◆ What the task asks ◆
Write out word for word the stretch from "I looked at" through "need the Kodec.." in the forum thread below about Windows Media Player not playing DVDs.

◆ Document section ◆
==================================================
# Solved: windows media player not playing dvds



## realnovice1 (Jan 16, 2010)

i've got the latest edition of media player but every time i go to play a dvd it will not open and i keep getting the dialogue box telling me to change my screen resolution and graphics. this doesnt help.
when going to the web help it says i have error message C00D116A.
I looked at driver updates,; i dont need them either for windows or intel graphics card
I have two separate media players (sony vaio and interactual 2.0) and they are also refusing to open and play, saying that it is a video subsystem problem.
any help warmly welcolme


----------



## vicks (Jan 31, 2005)

You might try this....http://majorgeeks.com/K-Lite_Codec_Pack_Standard_d4620.html
It could very possibly be you need the Kodec..
VIcks


----------



## Brucew0619 (Jan 13, 2011)
==================================================
◆ Recorded data ◆
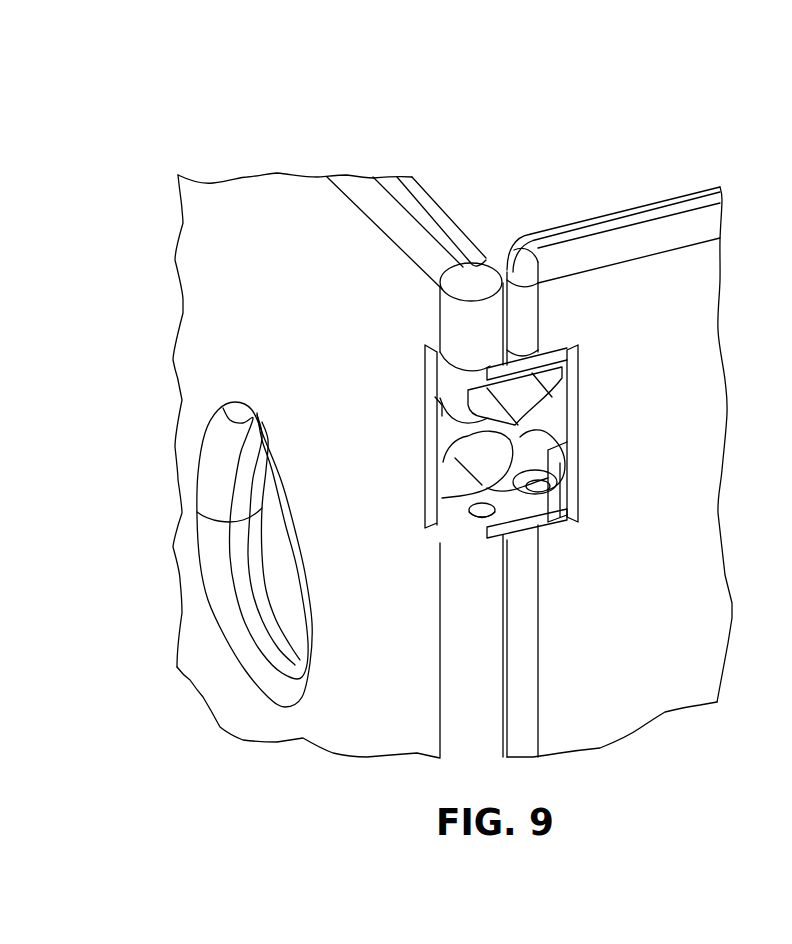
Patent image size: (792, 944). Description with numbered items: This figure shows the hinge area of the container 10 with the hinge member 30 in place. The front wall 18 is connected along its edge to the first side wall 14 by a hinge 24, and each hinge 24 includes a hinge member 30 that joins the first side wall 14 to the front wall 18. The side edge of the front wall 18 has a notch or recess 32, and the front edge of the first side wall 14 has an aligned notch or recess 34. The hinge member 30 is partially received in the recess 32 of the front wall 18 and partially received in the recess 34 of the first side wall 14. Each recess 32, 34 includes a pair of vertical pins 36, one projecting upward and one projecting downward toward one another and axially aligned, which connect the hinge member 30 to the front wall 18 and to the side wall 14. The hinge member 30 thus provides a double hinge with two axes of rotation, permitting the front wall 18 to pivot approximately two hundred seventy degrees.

The enclosure assembly 10 is at (246, 115).
The first side wall 14 is at (630, 207).
The front wall 18 is at (445, 213).
The hinge 24 is at (598, 334).
The hinge member 30 is at (567, 383).
The recess 32 is at (445, 420).
The recess 34 is at (567, 447).
The vertical pins 36 is at (457, 520).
==================================================
◆ Complete answer ◆
I looked at driver updates,; i dont need them either for windows or intel graphics card
I have two separate media players (sony vaio and interactual 2.0) and they are also refusing to open and play, saying that it is a video subsystem problem.
any help warmly welcolme


----------



## vicks (Jan 31, 2005)

You might try this....http://majorgeeks.com/K-Lite_Codec_Pack_Standard_d4620.html
It could very possibly be you need the Kodec..